--- BEGIN ---

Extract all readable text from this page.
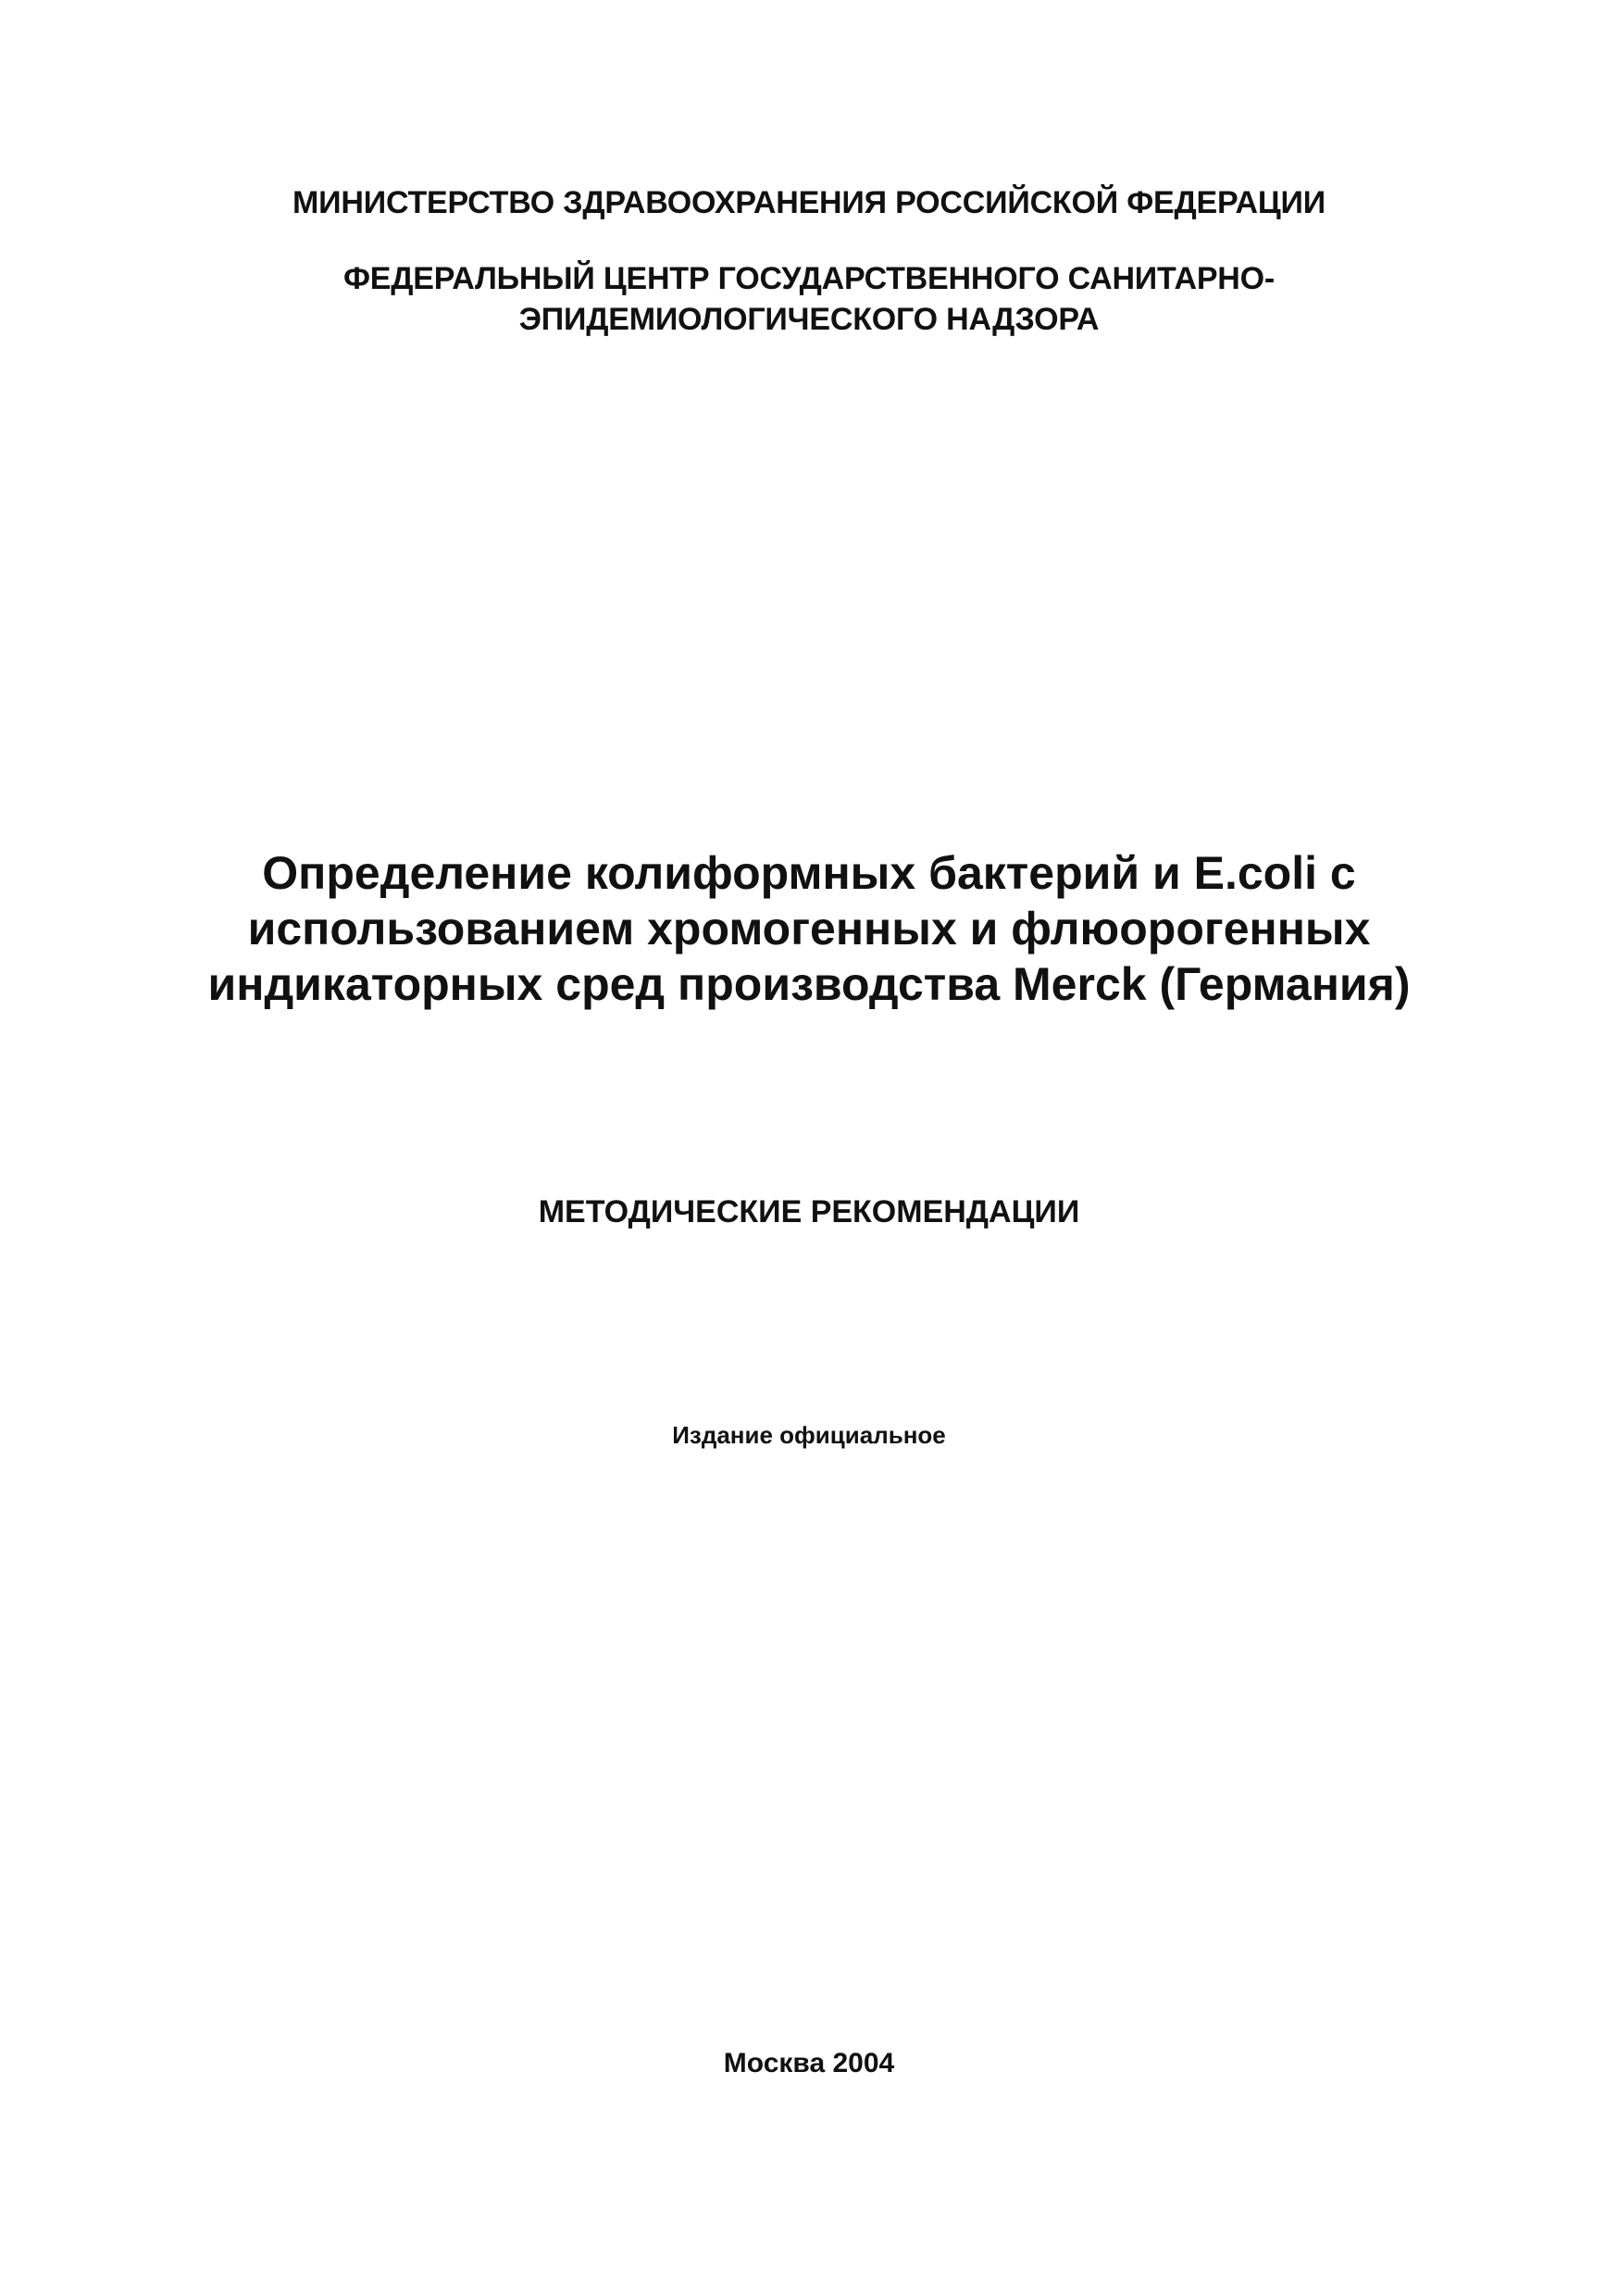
МИНИСТЕРСТВО ЗДРАВООХРАНЕНИЯ РОССИЙСКОЙ ФЕДЕРАЦИИ
ФЕДЕРАЛЬНЫЙ ЦЕНТР ГОСУДАРСТВЕННОГО САНИТАРНО-
ЭПИДЕМИОЛОГИЧЕСКОГО НАДЗОРА
Определение колиформных бактерий и E.coli с
использованием хромогенных и флюорогенных
индикаторных сред производства Merck (Германия)
МЕТОДИЧЕСКИЕ РЕКОМЕНДАЦИИ
Издание официальное
Москва 2004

--- END ---

### The problem
Make a word-for-word copy of the entries, without any pictures.

### Result
Extract all readable text from this page.
МИНИСТЕРСТВО ЗДРАВООХРАНЕНИЯ РОССИЙСКОЙ ФЕДЕРАЦИИ
ФЕДЕРАЛЬНЫЙ ЦЕНТР ГОСУДАРСТВЕННОГО САНИТАРНО-
ЭПИДЕМИОЛОГИЧЕСКОГО НАДЗОРА
Определение колиформных бактерий и E.coli с
использованием хромогенных и флюорогенных
индикаторных сред производства Merck (Германия)
МЕТОДИЧЕСКИЕ РЕКОМЕНДАЦИИ
Издание официальное
Москва 2004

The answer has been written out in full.